## YOUR OBJECTIVE
Pick out all lines of the entries that include the word "Pacific" and copy them.

___

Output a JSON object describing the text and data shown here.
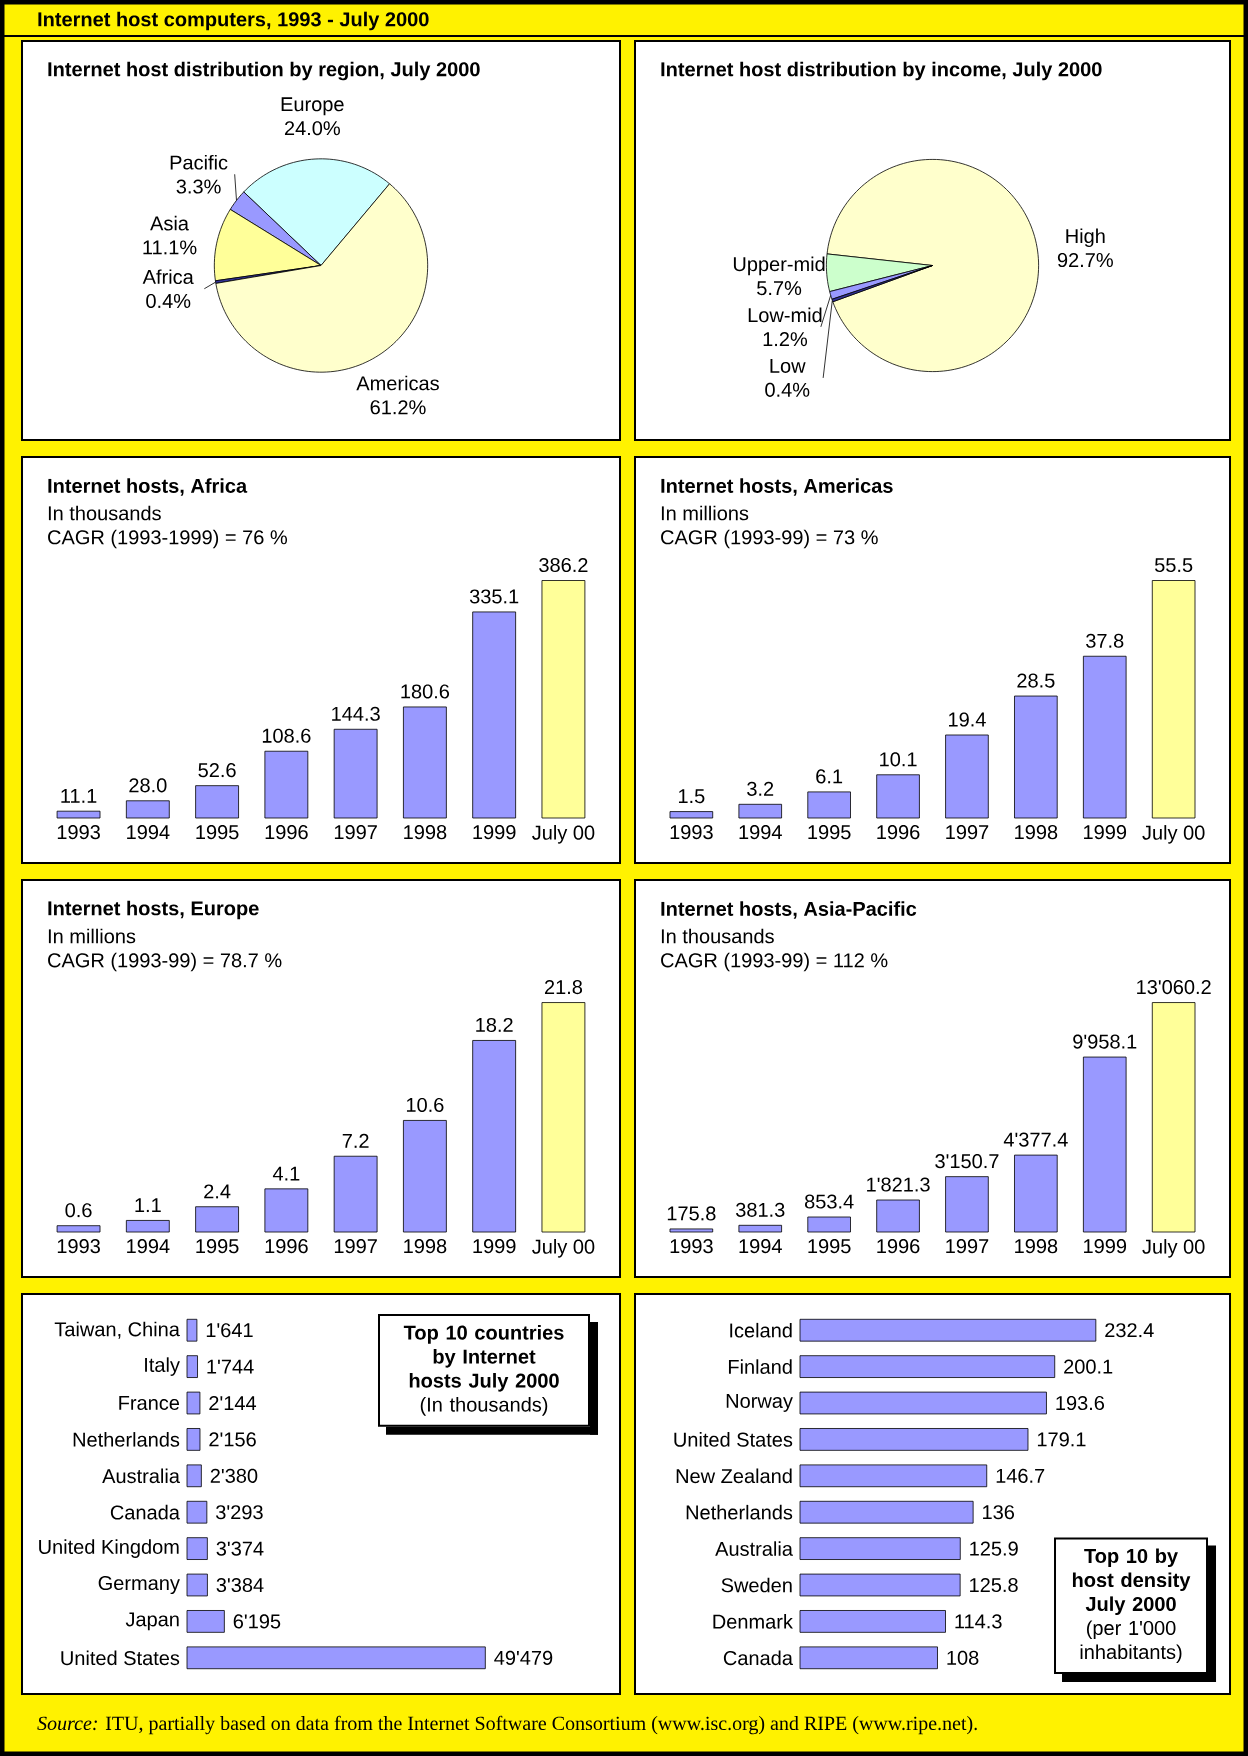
{
  "chart_data": [
    {
      "type": "pie",
      "title": "Internet host distribution by region, July 2000",
      "categories": [
        "Europe",
        "Pacific",
        "Asia",
        "Africa",
        "Americas"
      ],
      "values": [
        24.0,
        3.3,
        11.1,
        0.4,
        61.2
      ],
      "value_labels": [
        "24.0%",
        "3.3%",
        "11.1%",
        "0.4%",
        "61.2%"
      ],
      "colors": [
        "#ccffff",
        "#9999ff",
        "#ffff99",
        "#333399",
        "#ffffcc"
      ]
    },
    {
      "type": "pie",
      "title": "Internet host distribution by income, July 2000",
      "categories": [
        "High",
        "Upper-mid",
        "Low-mid",
        "Low"
      ],
      "values": [
        92.7,
        5.7,
        1.2,
        0.4
      ],
      "value_labels": [
        "92.7%",
        "5.7%",
        "1.2%",
        "0.4%"
      ],
      "colors": [
        "#ffffcc",
        "#ccffcc",
        "#9999ff",
        "#333399"
      ]
    },
    {
      "type": "bar",
      "title": "Internet hosts, Africa",
      "subtitle": "In thousands",
      "annotations": [
        "CAGR (1993-1999) =  76 %"
      ],
      "categories": [
        "1993",
        "1994",
        "1995",
        "1996",
        "1997",
        "1998",
        "1999",
        "July 00"
      ],
      "values": [
        11.1,
        28.0,
        52.6,
        108.6,
        144.3,
        180.6,
        335.1,
        386.2
      ],
      "value_labels": [
        "11.1",
        "28.0",
        "52.6",
        "108.6",
        "144.3",
        "180.6",
        "335.1",
        "386.2"
      ],
      "colors": [
        "#9999ff",
        "#9999ff",
        "#9999ff",
        "#9999ff",
        "#9999ff",
        "#9999ff",
        "#9999ff",
        "#ffff99"
      ]
    },
    {
      "type": "bar",
      "title": "Internet hosts, Americas",
      "subtitle": "In millions",
      "annotations": [
        "CAGR (1993-99) = 73 %"
      ],
      "categories": [
        "1993",
        "1994",
        "1995",
        "1996",
        "1997",
        "1998",
        "1999",
        "July 00"
      ],
      "values": [
        1.5,
        3.2,
        6.1,
        10.1,
        19.4,
        28.5,
        37.8,
        55.5
      ],
      "value_labels": [
        "1.5",
        "3.2",
        "6.1",
        "10.1",
        "19.4",
        "28.5",
        "37.8",
        "55.5"
      ],
      "colors": [
        "#9999ff",
        "#9999ff",
        "#9999ff",
        "#9999ff",
        "#9999ff",
        "#9999ff",
        "#9999ff",
        "#ffff99"
      ]
    },
    {
      "type": "bar",
      "title": "Internet hosts, Europe",
      "subtitle": "In millions",
      "annotations": [
        "CAGR (1993-99) = 78.7 %"
      ],
      "categories": [
        "1993",
        "1994",
        "1995",
        "1996",
        "1997",
        "1998",
        "1999",
        "July 00"
      ],
      "values": [
        0.6,
        1.1,
        2.4,
        4.1,
        7.2,
        10.6,
        18.2,
        21.8
      ],
      "value_labels": [
        "0.6",
        "1.1",
        "2.4",
        "4.1",
        "7.2",
        "10.6",
        "18.2",
        "21.8"
      ],
      "colors": [
        "#9999ff",
        "#9999ff",
        "#9999ff",
        "#9999ff",
        "#9999ff",
        "#9999ff",
        "#9999ff",
        "#ffff99"
      ]
    },
    {
      "type": "bar",
      "title": "Internet hosts, Asia-Pacific",
      "subtitle": "In thousands",
      "annotations": [
        "CAGR (1993-99) = 112 %"
      ],
      "categories": [
        "1993",
        "1994",
        "1995",
        "1996",
        "1997",
        "1998",
        "1999",
        "July 00"
      ],
      "values": [
        175.8,
        381.3,
        853.4,
        1821.3,
        3150.7,
        4377.4,
        9958.1,
        13060.2
      ],
      "value_labels": [
        "175.8",
        "381.3",
        "853.4",
        "1'821.3",
        "3'150.7",
        "4'377.4",
        "9'958.1",
        "13'060.2"
      ],
      "colors": [
        "#9999ff",
        "#9999ff",
        "#9999ff",
        "#9999ff",
        "#9999ff",
        "#9999ff",
        "#9999ff",
        "#ffff99"
      ]
    },
    {
      "type": "bar",
      "orientation": "horizontal",
      "title": "Top 10 countries by Internet hosts July 2000",
      "subtitle": "(In thousands)",
      "categories": [
        "Taiwan, China",
        "Italy",
        "France",
        "Netherlands",
        "Australia",
        "Canada",
        "United Kingdom",
        "Germany",
        "Japan",
        "United States"
      ],
      "values": [
        1641,
        1744,
        2144,
        2156,
        2380,
        3293,
        3374,
        3384,
        6195,
        49479
      ],
      "value_labels": [
        "1'641",
        "1'744",
        "2'144",
        "2'156",
        "2'380",
        "3'293",
        "3'374",
        "3'384",
        "6'195",
        "49'479"
      ],
      "color": "#9999ff"
    },
    {
      "type": "bar",
      "orientation": "horizontal",
      "title": "Top 10 by host density July 2000",
      "subtitle": "(per 1'000 inhabitants)",
      "categories": [
        "Iceland",
        "Finland",
        "Norway",
        "United States",
        "New Zealand",
        "Netherlands",
        "Australia",
        "Sweden",
        "Denmark",
        "Canada"
      ],
      "values": [
        232.4,
        200.1,
        193.6,
        179.1,
        146.7,
        136,
        125.9,
        125.8,
        114.3,
        108
      ],
      "value_labels": [
        "232.4",
        "200.1",
        "193.6",
        "179.1",
        "146.7",
        "136",
        "125.9",
        "125.8",
        "114.3",
        "108"
      ],
      "color": "#9999ff"
    },
    {
      "type": "other",
      "title": "Internet host computers,  1993 - July 2000",
      "annotations": [
        "*Source:*  ITU, partially based on data from the Internet Software Consortium (www.isc.org) and RIPE (www.ripe.net)."
      ]
    }
  ]
}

___

## EXERCISE RESPONSE
        "Pacific",
      "title": "Internet hosts, Asia-Pacific",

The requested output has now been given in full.